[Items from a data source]
::::::::::
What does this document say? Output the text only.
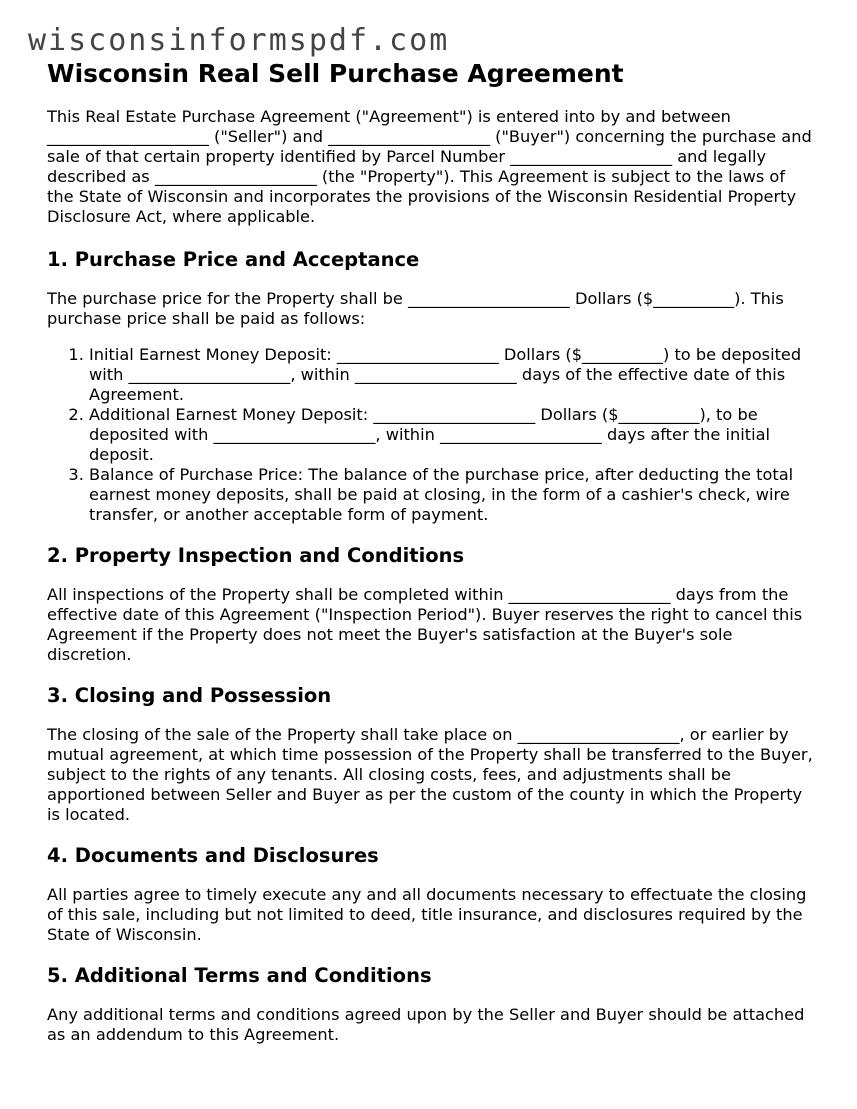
wisconsinformspdf.com
Wisconsin Real Sell Purchase Agreement

This Real Estate Purchase Agreement ("Agreement") is entered into by and between ____________________ ("Seller") and ____________________ ("Buyer") concerning the purchase and sale of that certain property identified by Parcel Number ____________________ and legally described as ____________________ (the "Property"). This Agreement is subject to the laws of the State of Wisconsin and incorporates the provisions of the Wisconsin Residential Property Disclosure Act, where applicable.

1. Purchase Price and Acceptance

The purchase price for the Property shall be ____________________ Dollars ($__________). This purchase price shall be paid as follows:

1. Initial Earnest Money Deposit: ____________________ Dollars ($__________) to be deposited with ____________________, within ____________________ days of the effective date of this Agreement.
2. Additional Earnest Money Deposit: ____________________ Dollars ($__________), to be deposited with ____________________, within ____________________ days after the initial deposit.
3. Balance of Purchase Price: The balance of the purchase price, after deducting the total earnest money deposits, shall be paid at closing, in the form of a cashier's check, wire transfer, or another acceptable form of payment.
2. Property Inspection and Conditions

All inspections of the Property shall be completed within ____________________ days from the effective date of this Agreement ("Inspection Period"). Buyer reserves the right to cancel this Agreement if the Property does not meet the Buyer's satisfaction at the Buyer's sole discretion.

3. Closing and Possession

The closing of the sale of the Property shall take place on ____________________, or earlier by mutual agreement, at which time possession of the Property shall be transferred to the Buyer, subject to the rights of any tenants. All closing costs, fees, and adjustments shall be apportioned between Seller and Buyer as per the custom of the county in which the Property is located.

4. Documents and Disclosures

All parties agree to timely execute any and all documents necessary to effectuate the closing of this sale, including but not limited to deed, title insurance, and disclosures required by the State of Wisconsin.

5. Additional Terms and Conditions

Any additional terms and conditions agreed upon by the Seller and Buyer should be attached as an addendum to this Agreement.
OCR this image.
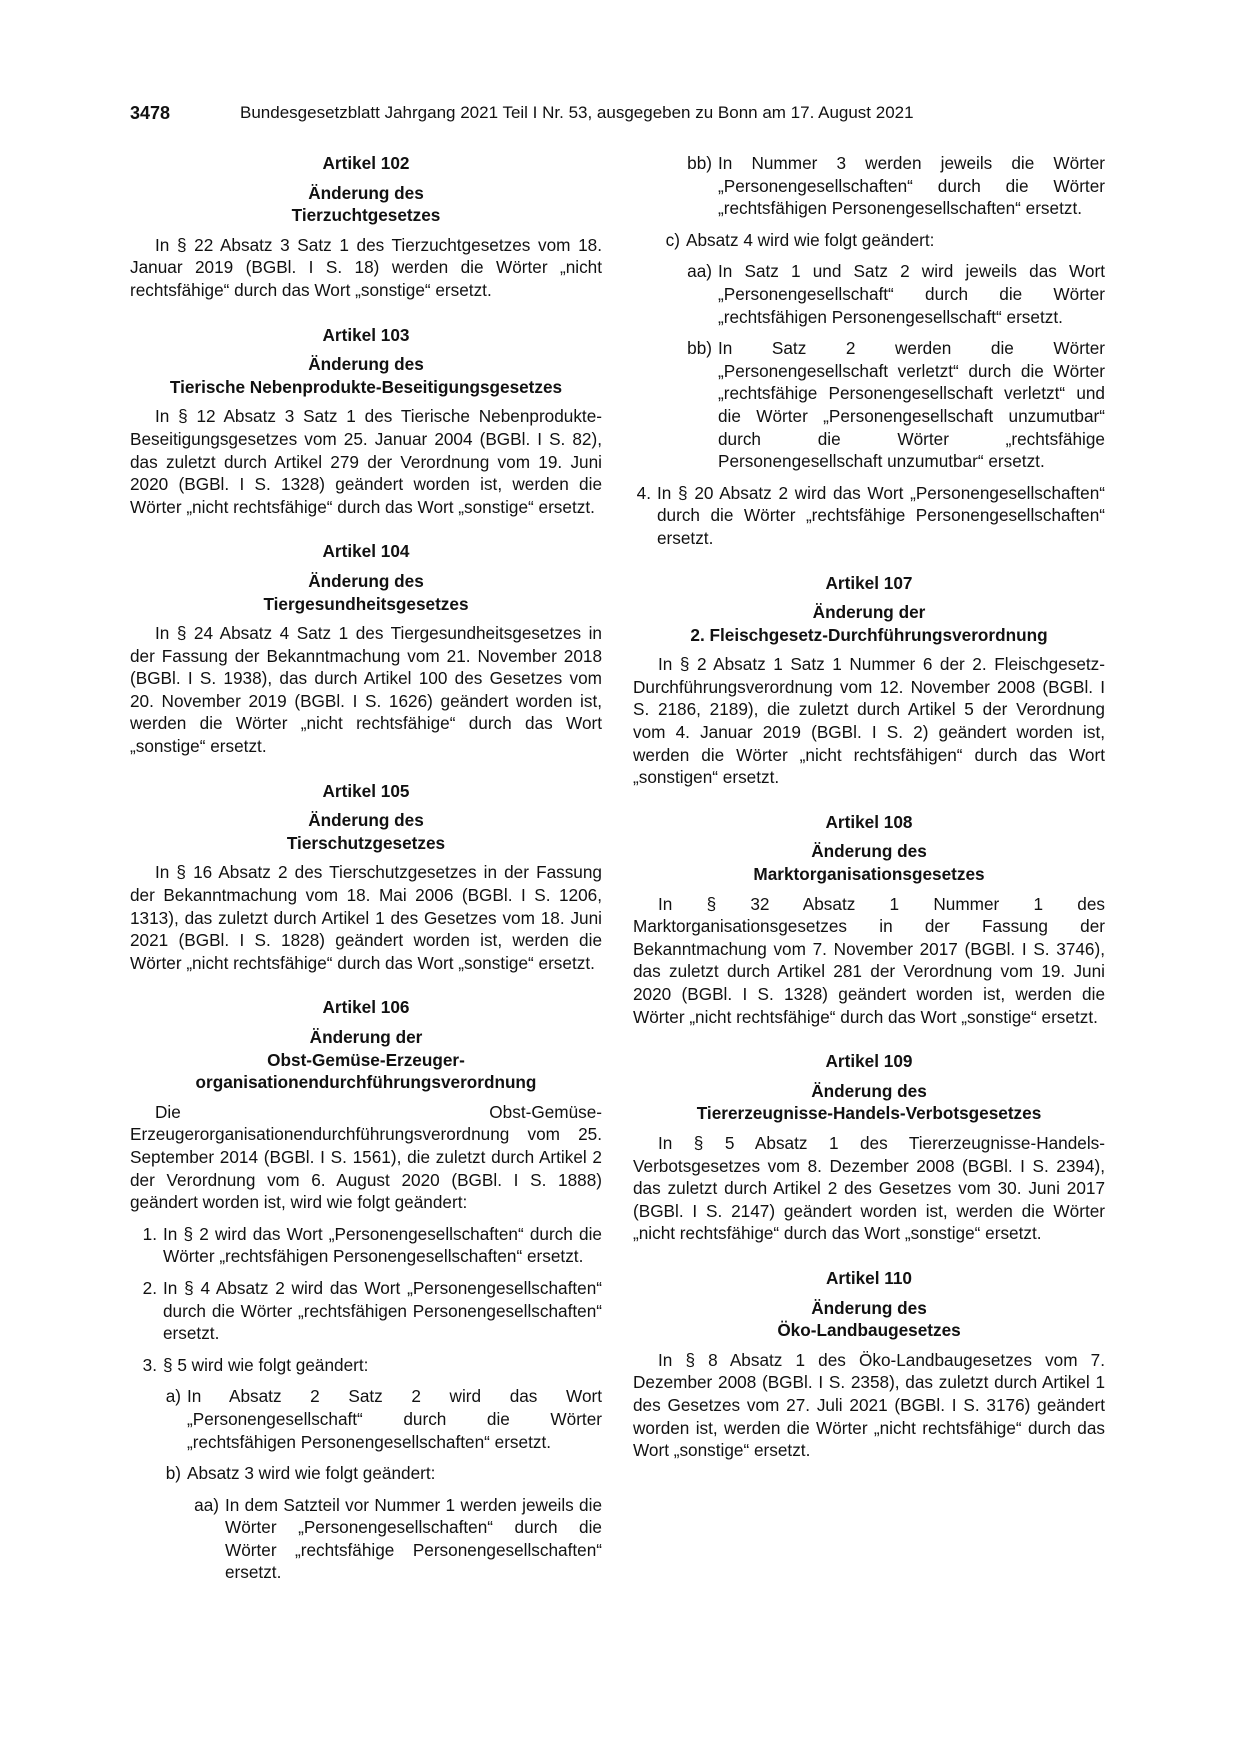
3478	Bundesgesetzblatt Jahrgang 2021 Teil I Nr. 53, ausgegeben zu Bonn am 17. August 2021
Artikel 102
Änderung des
Tierzuchtgesetzes

In § 22 Absatz 3 Satz 1 des Tierzuchtgesetzes vom 18. Januar 2019 (BGBl. I S. 18) werden die Wörter „nicht rechtsfähige“ durch das Wort „sonstige“ ersetzt.

Artikel 103
Änderung des
Tierische Nebenprodukte-Beseitigungsgesetzes

In § 12 Absatz 3 Satz 1 des Tierische Nebenprodukte-Beseitigungsgesetzes vom 25. Januar 2004 (BGBl. I S. 82), das zuletzt durch Artikel 279 der Verordnung vom 19. Juni 2020 (BGBl. I S. 1328) geändert worden ist, werden die Wörter „nicht rechtsfähige“ durch das Wort „sonstige“ ersetzt.

Artikel 104
Änderung des
Tiergesundheitsgesetzes

In § 24 Absatz 4 Satz 1 des Tiergesundheitsgesetzes in der Fassung der Bekanntmachung vom 21. November 2018 (BGBl. I S. 1938), das durch Artikel 100 des Gesetzes vom 20. November 2019 (BGBl. I S. 1626) geändert worden ist, werden die Wörter „nicht rechtsfähige“ durch das Wort „sonstige“ ersetzt.

Artikel 105
Änderung des
Tierschutzgesetzes

In § 16 Absatz 2 des Tierschutzgesetzes in der Fassung der Bekanntmachung vom 18. Mai 2006 (BGBl. I S. 1206, 1313), das zuletzt durch Artikel 1 des Gesetzes vom 18. Juni 2021 (BGBl. I S. 1828) geändert worden ist, werden die Wörter „nicht rechtsfähige“ durch das Wort „sonstige“ ersetzt.

Artikel 106
Änderung der
Obst-Gemüse-Erzeuger-
organisationendurchführungsverordnung

Die Obst-Gemüse-Erzeugerorganisationendurchführungsverordnung vom 25. September 2014 (BGBl. I S. 1561), die zuletzt durch Artikel 2 der Verordnung vom 6. August 2020 (BGBl. I S. 1888) geändert worden ist, wird wie folgt geändert:

1. In § 2 wird das Wort „Personengesellschaften“ durch die Wörter „rechtsfähigen Personengesellschaften“ ersetzt.
2. In § 4 Absatz 2 wird das Wort „Personengesellschaften“ durch die Wörter „rechtsfähigen Personengesellschaften“ ersetzt.
3. § 5 wird wie folgt geändert:
a) In Absatz 2 Satz 2 wird das Wort „Personengesellschaft“ durch die Wörter „rechtsfähigen Personengesellschaften“ ersetzt.
b) Absatz 3 wird wie folgt geändert:
aa) In dem Satzteil vor Nummer 1 werden jeweils die Wörter „Personengesellschaften“ durch die Wörter „rechtsfähige Personengesellschaften“ ersetzt.
bb) In Nummer 3 werden jeweils die Wörter „Personengesellschaften“ durch die Wörter „rechtsfähigen Personengesellschaften“ ersetzt.
c) Absatz 4 wird wie folgt geändert:
aa) In Satz 1 und Satz 2 wird jeweils das Wort „Personengesellschaft“ durch die Wörter „rechtsfähigen Personengesellschaft“ ersetzt.
bb) In Satz 2 werden die Wörter „Personengesellschaft verletzt“ durch die Wörter „rechtsfähige Personengesellschaft verletzt“ und die Wörter „Personengesellschaft unzumutbar“ durch die Wörter „rechtsfähige Personengesellschaft unzumutbar“ ersetzt.
4. In § 20 Absatz 2 wird das Wort „Personengesellschaften“ durch die Wörter „rechtsfähige Personengesellschaften“ ersetzt.
Artikel 107
Änderung der
2. Fleischgesetz-Durchführungsverordnung

In § 2 Absatz 1 Satz 1 Nummer 6 der 2. Fleischgesetz-Durchführungsverordnung vom 12. November 2008 (BGBl. I S. 2186, 2189), die zuletzt durch Artikel 5 der Verordnung vom 4. Januar 2019 (BGBl. I S. 2) geändert worden ist, werden die Wörter „nicht rechtsfähigen“ durch das Wort „sonstigen“ ersetzt.

Artikel 108
Änderung des
Marktorganisationsgesetzes

In § 32 Absatz 1 Nummer 1 des Marktorganisationsgesetzes in der Fassung der Bekanntmachung vom 7. November 2017 (BGBl. I S. 3746), das zuletzt durch Artikel 281 der Verordnung vom 19. Juni 2020 (BGBl. I S. 1328) geändert worden ist, werden die Wörter „nicht rechtsfähige“ durch das Wort „sonstige“ ersetzt.

Artikel 109
Änderung des
Tiererzeugnisse-Handels-Verbotsgesetzes

In § 5 Absatz 1 des Tiererzeugnisse-Handels-Verbotsgesetzes vom 8. Dezember 2008 (BGBl. I S. 2394), das zuletzt durch Artikel 2 des Gesetzes vom 30. Juni 2017 (BGBl. I S. 2147) geändert worden ist, werden die Wörter „nicht rechtsfähige“ durch das Wort „sonstige“ ersetzt.

Artikel 110
Änderung des
Öko-Landbaugesetzes

In § 8 Absatz 1 des Öko-Landbaugesetzes vom 7. Dezember 2008 (BGBl. I S. 2358), das zuletzt durch Artikel 1 des Gesetzes vom 27. Juli 2021 (BGBl. I S. 3176) geändert worden ist, werden die Wörter „nicht rechtsfähige“ durch das Wort „sonstige“ ersetzt.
::::::::::
• BRIEF: Lines that hold the word "Tierzuchtgesetzes" are the ones to return, every one of them.

• REPLY TO THE TASK:
Tierzuchtgesetzes
In § 22 Absatz 3 Satz 1 des Tierzuchtgesetzes vom 18. Januar 2019 (BGBl. I S. 18) werden die Wörter „nicht rechtsfähige“ durch das Wort „sonstige“ ersetzt.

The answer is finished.